Schumann
Published in 1956 by Éditions du Seuil, in the “Solfèges” series, Schumann was André Boucourechliev’s first book. Here the thirty-one-year-old composer, then setting out on a successful parallel career as a critic and observer of musical life, confronted for the first time the common but difficult genre of the composer biography.
Though unusual for the time in its subject (one would have expected a book on Debussy or Stravinsky from a composer of the generation of 1925), this Schumann is in many respects less personal than Boucourechliev’s later books. Only in the 1963 Beethoven do certain key themes of his writing emerge, stimulated by his exchanges with intellectuals like Roland Bathes and Boris de Schlœzer: listening as a form of action, of communication, of confrontation with the work; the composer as created by his own works, not just creating them; the ethical reading of works as oppressive or liberatory. In terms of form, too, this Schumann in no way presages the reversal effected in Boucourechliev’s next book, in which he turns to Beethoven’s biography only after having discussed the works at great length. Its structure is classical: its introduction and eight chapters follow a strictly chronological progression, each part corresponding to a phase in the composer’s life.

* * *

• **SET PROBLEM A**
Reproduce the full passage on Boucourechliev's book about Schumann, word for word.
The passage has no connection to the data records.

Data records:
* * *

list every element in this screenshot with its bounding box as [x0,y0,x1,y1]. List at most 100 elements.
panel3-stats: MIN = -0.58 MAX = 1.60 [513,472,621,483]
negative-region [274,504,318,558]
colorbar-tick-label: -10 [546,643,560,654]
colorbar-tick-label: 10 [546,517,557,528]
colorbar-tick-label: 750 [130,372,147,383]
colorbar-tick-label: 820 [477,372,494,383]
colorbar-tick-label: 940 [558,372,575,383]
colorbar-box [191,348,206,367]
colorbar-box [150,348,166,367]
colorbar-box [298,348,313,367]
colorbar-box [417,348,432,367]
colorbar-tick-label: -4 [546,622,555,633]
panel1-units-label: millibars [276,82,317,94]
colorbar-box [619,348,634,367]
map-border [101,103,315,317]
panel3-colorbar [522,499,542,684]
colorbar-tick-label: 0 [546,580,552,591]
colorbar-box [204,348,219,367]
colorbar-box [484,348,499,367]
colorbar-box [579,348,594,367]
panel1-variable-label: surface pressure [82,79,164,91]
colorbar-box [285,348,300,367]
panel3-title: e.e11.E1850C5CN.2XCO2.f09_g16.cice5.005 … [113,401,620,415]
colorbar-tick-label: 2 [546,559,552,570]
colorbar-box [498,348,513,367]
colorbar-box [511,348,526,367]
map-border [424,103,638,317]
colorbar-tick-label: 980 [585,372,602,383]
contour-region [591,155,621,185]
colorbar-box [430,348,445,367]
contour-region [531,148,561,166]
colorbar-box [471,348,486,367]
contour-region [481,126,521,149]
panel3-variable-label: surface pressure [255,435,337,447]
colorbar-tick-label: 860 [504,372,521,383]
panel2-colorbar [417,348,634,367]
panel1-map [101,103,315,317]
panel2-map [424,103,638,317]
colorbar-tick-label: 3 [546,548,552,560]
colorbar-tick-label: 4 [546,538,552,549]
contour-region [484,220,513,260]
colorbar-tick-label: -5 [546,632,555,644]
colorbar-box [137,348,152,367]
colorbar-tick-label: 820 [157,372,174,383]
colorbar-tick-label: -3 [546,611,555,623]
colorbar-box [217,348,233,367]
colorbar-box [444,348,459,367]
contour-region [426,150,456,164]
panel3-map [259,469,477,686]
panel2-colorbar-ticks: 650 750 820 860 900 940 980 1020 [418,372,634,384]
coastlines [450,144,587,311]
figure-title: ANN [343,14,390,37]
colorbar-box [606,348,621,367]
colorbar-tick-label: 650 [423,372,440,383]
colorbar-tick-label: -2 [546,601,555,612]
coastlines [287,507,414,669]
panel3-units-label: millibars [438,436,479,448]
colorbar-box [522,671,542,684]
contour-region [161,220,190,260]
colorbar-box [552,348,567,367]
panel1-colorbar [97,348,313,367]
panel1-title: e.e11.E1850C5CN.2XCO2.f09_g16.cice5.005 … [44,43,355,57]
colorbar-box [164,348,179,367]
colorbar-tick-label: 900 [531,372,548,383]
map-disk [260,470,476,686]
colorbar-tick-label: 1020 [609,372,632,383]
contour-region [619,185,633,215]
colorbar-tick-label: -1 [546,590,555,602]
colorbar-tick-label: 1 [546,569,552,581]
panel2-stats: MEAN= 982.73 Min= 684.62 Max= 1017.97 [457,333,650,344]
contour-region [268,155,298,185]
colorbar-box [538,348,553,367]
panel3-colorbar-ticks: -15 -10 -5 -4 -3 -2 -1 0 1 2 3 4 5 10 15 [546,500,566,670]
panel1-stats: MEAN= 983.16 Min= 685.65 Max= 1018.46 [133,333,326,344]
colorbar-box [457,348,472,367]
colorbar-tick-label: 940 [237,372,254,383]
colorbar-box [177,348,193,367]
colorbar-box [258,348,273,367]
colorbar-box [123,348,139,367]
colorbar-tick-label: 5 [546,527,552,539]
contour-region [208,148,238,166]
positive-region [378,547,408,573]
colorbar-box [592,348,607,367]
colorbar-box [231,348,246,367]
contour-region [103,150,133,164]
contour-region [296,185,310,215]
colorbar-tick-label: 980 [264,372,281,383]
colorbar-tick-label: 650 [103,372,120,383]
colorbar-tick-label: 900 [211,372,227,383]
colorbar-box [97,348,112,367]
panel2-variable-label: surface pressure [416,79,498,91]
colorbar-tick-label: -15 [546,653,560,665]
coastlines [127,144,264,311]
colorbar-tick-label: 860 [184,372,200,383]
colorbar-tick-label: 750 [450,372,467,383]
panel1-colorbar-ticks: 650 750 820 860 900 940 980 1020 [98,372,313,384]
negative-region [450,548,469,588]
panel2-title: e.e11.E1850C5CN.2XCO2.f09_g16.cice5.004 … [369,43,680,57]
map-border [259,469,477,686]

* * *

• **SET PROBLEM B**
Present the data records from the first line through the line containing "colorbar-tick-label: -5 [546,632,555,644]" as a Markdown table with the columns Line and Entry, numbering each row and omitting blank lines.

• **EXERCISE RESULT A**
Schumann
Published in 1956 by Éditions du Seuil, in the “Solfèges” series, Schumann was André Boucourechliev’s first book. Here the thirty-one-year-old composer, then setting out on a successful parallel career as a critic and observer of musical life, confronted for the first time the common but difficult genre of the composer biography.
Though unusual for the time in its subject (one would have expected a book on Debussy or Stravinsky from a composer of the generation of 1925), this Schumann is in many respects less personal than Boucourechliev’s later books. Only in the 1963 Beethoven do certain key themes of his writing emerge, stimulated by his exchanges with intellectuals like Roland Bathes and Boris de Schlœzer: listening as a form of action, of communication, of confrontation with the work; the composer as created by his own works, not just creating them; the ethical reading of works as oppressive or liberatory. In terms of form, too, this Schumann in no way presages the reversal effected in Boucourechliev’s next book, in which he turns to Beethoven’s biography only after having discussed the works at great length. Its structure is classical: its introduction and eight chapters follow a strictly chronological progression, each part corresponding to a phase in the composer’s life.

• **EXERCISE RESULT B**
| Line | Entry |
|---|---|
| 1 | list every element in this screenshot with its bounding box as [x0,y0,x1,y1]. List at most 100 elements. |
| 2 | panel3-stats: MIN = -0.58 MAX = 1.60 [513,472,621,483] |
| 3 | negative-region [274,504,318,558] |
| 4 | colorbar-tick-label: -10 [546,643,560,654] |
| 5 | colorbar-tick-label: 10 [546,517,557,528] |
| 6 | colorbar-tick-label: 750 [130,372,147,383] |
| 7 | colorbar-tick-label: 820 [477,372,494,383] |
| 8 | colorbar-tick-label: 940 [558,372,575,383] |
| 9 | colorbar-box [191,348,206,367] |
| 10 | colorbar-box [150,348,166,367] |
| 11 | colorbar-box [298,348,313,367] |
| 12 | colorbar-box [417,348,432,367] |
| 13 | colorbar-tick-label: -4 [546,622,555,633] |
| 14 | panel1-units-label: millibars [276,82,317,94] |
| 15 | colorbar-box [619,348,634,367] |
| 16 | map-border [101,103,315,317] |
| 17 | panel3-colorbar [522,499,542,684] |
| 18 | colorbar-tick-label: 0 [546,580,552,591] |
| 19 | colorbar-box [204,348,219,367] |
| 20 | colorbar-box [484,348,499,367] |
| 21 | colorbar-box [579,348,594,367] |
| 22 | panel1-variable-label: surface pressure [82,79,164,91] |
| 23 | colorbar-box [285,348,300,367] |
| 24 | panel3-title: e.e11.E1850C5CN.2XCO2.f09_g16.cice5.005 … [113,401,620,415] |
| 25 | colorbar-tick-label: 2 [546,559,552,570] |
| 26 | colorbar-box [498,348,513,367] |
| 27 | colorbar-box [511,348,526,367] |
| 28 | map-border [424,103,638,317] |
| 29 | colorbar-tick-label: 980 [585,372,602,383] |
| 30 | contour-region [591,155,621,185] |
| 31 | colorbar-box [430,348,445,367] |
| 32 | contour-region [531,148,561,166] |
| 33 | colorbar-box [471,348,486,367] |
| 34 | contour-region [481,126,521,149] |
| 35 | panel3-variable-label: surface pressure [255,435,337,447] |
| 36 | colorbar-tick-label: 860 [504,372,521,383] |
| 37 | panel2-colorbar [417,348,634,367] |
| 38 | panel1-map [101,103,315,317] |
| 39 | panel2-map [424,103,638,317] |
| 40 | colorbar-tick-label: 3 [546,548,552,560] |
| 41 | colorbar-tick-label: 4 [546,538,552,549] |
| 42 | contour-region [484,220,513,260] |
| 43 | colorbar-tick-label: -5 [546,632,555,644] |